**Source material:**

*** Block opens ***

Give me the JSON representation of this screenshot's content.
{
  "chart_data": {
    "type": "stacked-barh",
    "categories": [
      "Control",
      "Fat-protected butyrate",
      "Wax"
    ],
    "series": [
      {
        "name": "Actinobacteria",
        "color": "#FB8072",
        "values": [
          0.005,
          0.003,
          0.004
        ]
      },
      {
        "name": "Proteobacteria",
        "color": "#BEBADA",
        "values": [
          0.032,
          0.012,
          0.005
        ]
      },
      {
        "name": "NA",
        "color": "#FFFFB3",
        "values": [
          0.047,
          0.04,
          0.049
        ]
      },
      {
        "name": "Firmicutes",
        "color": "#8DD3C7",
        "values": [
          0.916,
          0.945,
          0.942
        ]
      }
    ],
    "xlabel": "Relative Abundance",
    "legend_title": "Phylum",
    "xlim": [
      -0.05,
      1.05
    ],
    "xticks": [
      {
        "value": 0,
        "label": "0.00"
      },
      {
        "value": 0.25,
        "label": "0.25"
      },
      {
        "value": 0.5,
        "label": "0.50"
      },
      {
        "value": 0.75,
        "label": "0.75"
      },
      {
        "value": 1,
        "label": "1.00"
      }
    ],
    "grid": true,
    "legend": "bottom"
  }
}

*** Block closes ***

An exact restatement of the data is required.

Give me the JSON representation of this screenshot's content.
{
  "chart_data": {
    "type": "stacked-barh",
    "categories": [
      "Control",
      "Fat-protected butyrate",
      "Wax"
    ],
    "series": [
      {
        "name": "Actinobacteria",
        "color": "#FB8072",
        "values": [
          0.005,
          0.003,
          0.004
        ]
      },
      {
        "name": "Proteobacteria",
        "color": "#BEBADA",
        "values": [
          0.032,
          0.012,
          0.005
        ]
      },
      {
        "name": "NA",
        "color": "#FFFFB3",
        "values": [
          0.047,
          0.04,
          0.049
        ]
      },
      {
        "name": "Firmicutes",
        "color": "#8DD3C7",
        "values": [
          0.916,
          0.945,
          0.942
        ]
      }
    ],
    "xlabel": "Relative Abundance",
    "legend_title": "Phylum",
    "xlim": [
      -0.05,
      1.05
    ],
    "xticks": [
      {
        "value": 0,
        "label": "0.00"
      },
      {
        "value": 0.25,
        "label": "0.25"
      },
      {
        "value": 0.5,
        "label": "0.50"
      },
      {
        "value": 0.75,
        "label": "0.75"
      },
      {
        "value": 1,
        "label": "1.00"
      }
    ],
    "grid": true,
    "legend": "bottom"
  }
}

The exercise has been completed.